**DATA LISTING**
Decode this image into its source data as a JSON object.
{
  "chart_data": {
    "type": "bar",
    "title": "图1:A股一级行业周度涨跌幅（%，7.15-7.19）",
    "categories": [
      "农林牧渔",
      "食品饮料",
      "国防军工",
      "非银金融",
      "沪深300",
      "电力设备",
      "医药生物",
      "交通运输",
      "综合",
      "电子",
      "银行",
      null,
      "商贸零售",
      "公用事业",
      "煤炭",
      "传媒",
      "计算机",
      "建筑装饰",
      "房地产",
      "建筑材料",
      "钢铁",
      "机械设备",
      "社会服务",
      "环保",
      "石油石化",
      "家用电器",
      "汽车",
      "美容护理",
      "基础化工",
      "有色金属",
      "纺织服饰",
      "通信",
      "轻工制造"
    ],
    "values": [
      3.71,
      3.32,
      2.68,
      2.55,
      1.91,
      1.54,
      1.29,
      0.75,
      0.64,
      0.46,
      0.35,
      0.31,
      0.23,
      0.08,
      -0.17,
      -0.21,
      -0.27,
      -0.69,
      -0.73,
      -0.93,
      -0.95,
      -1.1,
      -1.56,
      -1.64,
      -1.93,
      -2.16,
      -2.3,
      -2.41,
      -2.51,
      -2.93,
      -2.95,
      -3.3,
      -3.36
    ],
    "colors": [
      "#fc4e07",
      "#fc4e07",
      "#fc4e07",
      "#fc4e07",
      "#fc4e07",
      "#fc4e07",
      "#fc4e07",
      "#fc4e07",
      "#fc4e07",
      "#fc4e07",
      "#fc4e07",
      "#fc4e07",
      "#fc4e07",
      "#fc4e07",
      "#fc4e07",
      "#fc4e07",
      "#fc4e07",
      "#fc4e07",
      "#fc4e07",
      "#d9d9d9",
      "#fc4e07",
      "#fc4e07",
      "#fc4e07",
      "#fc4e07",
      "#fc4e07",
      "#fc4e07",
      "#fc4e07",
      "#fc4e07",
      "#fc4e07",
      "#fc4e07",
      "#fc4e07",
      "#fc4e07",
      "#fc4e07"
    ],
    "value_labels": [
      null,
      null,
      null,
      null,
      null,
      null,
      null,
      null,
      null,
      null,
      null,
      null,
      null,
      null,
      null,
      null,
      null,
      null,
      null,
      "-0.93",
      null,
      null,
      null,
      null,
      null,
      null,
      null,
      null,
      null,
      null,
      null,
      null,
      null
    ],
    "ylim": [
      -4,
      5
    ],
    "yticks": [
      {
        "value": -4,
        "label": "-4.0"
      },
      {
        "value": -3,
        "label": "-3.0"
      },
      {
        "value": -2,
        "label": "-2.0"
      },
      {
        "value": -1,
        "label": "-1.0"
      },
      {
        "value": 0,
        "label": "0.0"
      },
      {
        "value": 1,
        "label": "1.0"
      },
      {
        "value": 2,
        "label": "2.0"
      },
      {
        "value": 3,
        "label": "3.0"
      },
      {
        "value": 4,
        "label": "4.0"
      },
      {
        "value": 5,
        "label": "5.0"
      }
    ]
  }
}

**WORK TO BE COMPLETED**
Using the data above, reproduce every line exactly.

**SOLUTION**
Decode this image into its source data as a JSON object.
{
  "chart_data": {
    "type": "bar",
    "title": "图1:A股一级行业周度涨跌幅（%，7.15-7.19）",
    "categories": [
      "农林牧渔",
      "食品饮料",
      "国防军工",
      "非银金融",
      "沪深300",
      "电力设备",
      "医药生物",
      "交通运输",
      "综合",
      "电子",
      "银行",
      null,
      "商贸零售",
      "公用事业",
      "煤炭",
      "传媒",
      "计算机",
      "建筑装饰",
      "房地产",
      "建筑材料",
      "钢铁",
      "机械设备",
      "社会服务",
      "环保",
      "石油石化",
      "家用电器",
      "汽车",
      "美容护理",
      "基础化工",
      "有色金属",
      "纺织服饰",
      "通信",
      "轻工制造"
    ],
    "values": [
      3.71,
      3.32,
      2.68,
      2.55,
      1.91,
      1.54,
      1.29,
      0.75,
      0.64,
      0.46,
      0.35,
      0.31,
      0.23,
      0.08,
      -0.17,
      -0.21,
      -0.27,
      -0.69,
      -0.73,
      -0.93,
      -0.95,
      -1.1,
      -1.56,
      -1.64,
      -1.93,
      -2.16,
      -2.3,
      -2.41,
      -2.51,
      -2.93,
      -2.95,
      -3.3,
      -3.36
    ],
    "colors": [
      "#fc4e07",
      "#fc4e07",
      "#fc4e07",
      "#fc4e07",
      "#fc4e07",
      "#fc4e07",
      "#fc4e07",
      "#fc4e07",
      "#fc4e07",
      "#fc4e07",
      "#fc4e07",
      "#fc4e07",
      "#fc4e07",
      "#fc4e07",
      "#fc4e07",
      "#fc4e07",
      "#fc4e07",
      "#fc4e07",
      "#fc4e07",
      "#d9d9d9",
      "#fc4e07",
      "#fc4e07",
      "#fc4e07",
      "#fc4e07",
      "#fc4e07",
      "#fc4e07",
      "#fc4e07",
      "#fc4e07",
      "#fc4e07",
      "#fc4e07",
      "#fc4e07",
      "#fc4e07",
      "#fc4e07"
    ],
    "value_labels": [
      null,
      null,
      null,
      null,
      null,
      null,
      null,
      null,
      null,
      null,
      null,
      null,
      null,
      null,
      null,
      null,
      null,
      null,
      null,
      "-0.93",
      null,
      null,
      null,
      null,
      null,
      null,
      null,
      null,
      null,
      null,
      null,
      null,
      null
    ],
    "ylim": [
      -4,
      5
    ],
    "yticks": [
      {
        "value": -4,
        "label": "-4.0"
      },
      {
        "value": -3,
        "label": "-3.0"
      },
      {
        "value": -2,
        "label": "-2.0"
      },
      {
        "value": -1,
        "label": "-1.0"
      },
      {
        "value": 0,
        "label": "0.0"
      },
      {
        "value": 1,
        "label": "1.0"
      },
      {
        "value": 2,
        "label": "2.0"
      },
      {
        "value": 3,
        "label": "3.0"
      },
      {
        "value": 4,
        "label": "4.0"
      },
      {
        "value": 5,
        "label": "5.0"
      }
    ]
  }
}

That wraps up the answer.